§ Written exercise: Only the number is wanted: how many lines of these entries contain the word "right"?

## begin Data to process

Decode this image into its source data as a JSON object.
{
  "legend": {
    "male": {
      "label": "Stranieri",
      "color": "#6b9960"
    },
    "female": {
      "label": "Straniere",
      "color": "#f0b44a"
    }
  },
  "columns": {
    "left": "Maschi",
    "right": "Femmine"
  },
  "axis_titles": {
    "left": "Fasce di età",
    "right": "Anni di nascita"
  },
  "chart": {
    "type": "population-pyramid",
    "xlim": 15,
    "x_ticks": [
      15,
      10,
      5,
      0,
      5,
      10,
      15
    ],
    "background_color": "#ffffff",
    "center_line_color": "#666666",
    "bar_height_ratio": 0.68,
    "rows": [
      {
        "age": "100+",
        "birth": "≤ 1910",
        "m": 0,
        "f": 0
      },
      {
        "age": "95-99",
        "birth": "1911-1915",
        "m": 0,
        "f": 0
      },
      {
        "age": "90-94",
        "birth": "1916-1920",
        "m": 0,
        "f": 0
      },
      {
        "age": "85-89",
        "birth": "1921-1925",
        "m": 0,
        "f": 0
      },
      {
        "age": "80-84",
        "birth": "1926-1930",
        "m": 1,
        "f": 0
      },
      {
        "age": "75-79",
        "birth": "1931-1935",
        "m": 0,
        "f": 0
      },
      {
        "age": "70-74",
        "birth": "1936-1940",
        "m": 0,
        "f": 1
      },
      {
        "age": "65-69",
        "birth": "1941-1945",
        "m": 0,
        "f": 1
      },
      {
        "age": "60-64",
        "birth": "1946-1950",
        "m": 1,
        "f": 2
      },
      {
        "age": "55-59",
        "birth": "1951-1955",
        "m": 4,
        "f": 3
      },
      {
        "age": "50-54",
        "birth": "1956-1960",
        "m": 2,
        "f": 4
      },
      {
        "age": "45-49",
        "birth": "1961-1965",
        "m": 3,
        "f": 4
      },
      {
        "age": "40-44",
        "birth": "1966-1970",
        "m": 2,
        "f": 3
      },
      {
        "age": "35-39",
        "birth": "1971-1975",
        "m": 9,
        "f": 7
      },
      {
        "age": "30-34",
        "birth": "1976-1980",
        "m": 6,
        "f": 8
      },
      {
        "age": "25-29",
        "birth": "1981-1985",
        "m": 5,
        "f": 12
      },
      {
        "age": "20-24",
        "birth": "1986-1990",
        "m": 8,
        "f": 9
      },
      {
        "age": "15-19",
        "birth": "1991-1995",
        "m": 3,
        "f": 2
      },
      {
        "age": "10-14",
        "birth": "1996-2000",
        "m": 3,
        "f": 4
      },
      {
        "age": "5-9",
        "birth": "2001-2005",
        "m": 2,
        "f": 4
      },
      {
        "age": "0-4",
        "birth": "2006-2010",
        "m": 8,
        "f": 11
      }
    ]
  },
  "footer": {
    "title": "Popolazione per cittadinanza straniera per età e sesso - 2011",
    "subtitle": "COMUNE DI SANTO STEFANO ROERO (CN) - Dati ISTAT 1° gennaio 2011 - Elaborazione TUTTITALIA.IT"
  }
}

## end Data to process

§ Solution to this exercise: 2